(Dataset records)
╭──
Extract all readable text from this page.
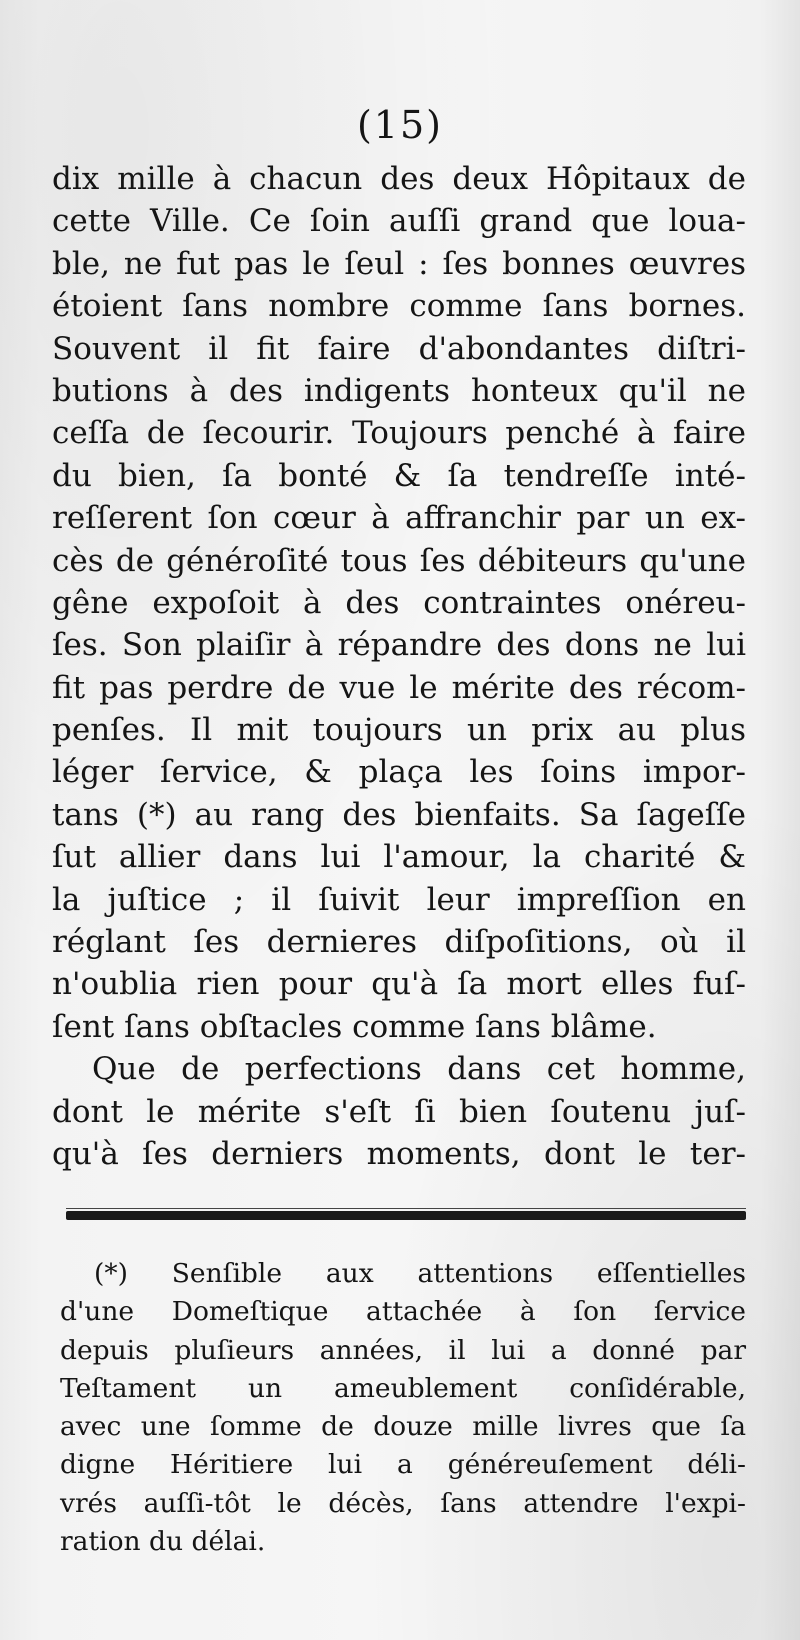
(15)
dix mille à chacun des deux Hôpitaux de
cette Ville. Ce ſoin auſſi grand que loua-
ble, ne fut pas le ſeul : ſes bonnes œuvres
étoient ſans nombre comme ſans bornes.
Souvent il fit faire d'abondantes diſtri-
butions à des indigents honteux qu'il ne
ceſſa de ſecourir. Toujours penché à faire
du bien, ſa bonté & ſa tendreſſe inté-
reſſerent ſon cœur à affranchir par un ex-
cès de généroſité tous ſes débiteurs qu'une
gêne expoſoit à des contraintes onéreu-
ſes. Son plaiſir à répandre des dons ne lui
fit pas perdre de vue le mérite des récom-
penſes. Il mit toujours un prix au plus
léger ſervice, & plaça les ſoins impor-
tans (*) au rang des bienfaits. Sa ſageſſe
ſut allier dans lui l'amour, la charité &
la juſtice ; il ſuivit leur impreſſion en
réglant ſes dernieres diſpoſitions, où il
n'oublia rien pour qu'à ſa mort elles fuſ-
ſent ſans obſtacles comme ſans blâme.
Que de perfections dans cet homme,
dont le mérite s'eſt ſi bien ſoutenu juſ-
qu'à ſes derniers moments, dont le ter-
(*) Senſible aux attentions eſſentielles
d'une Domeſtique attachée à ſon ſervice
depuis pluſieurs années, il lui a donné par
Teſtament un ameublement conſidérable,
avec une ſomme de douze mille livres que ſa
digne Héritiere lui a généreuſement déli-
vrés auſſi-tôt le décès, ſans attendre l'expi-
ration du délai.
╰──
§ Instructions for the task:
Find each line with the string "dont" and copy it out.

§ Solution for this task:
dont le mérite s'eſt ſi bien ſoutenu juſ-
qu'à ſes derniers moments, dont le ter-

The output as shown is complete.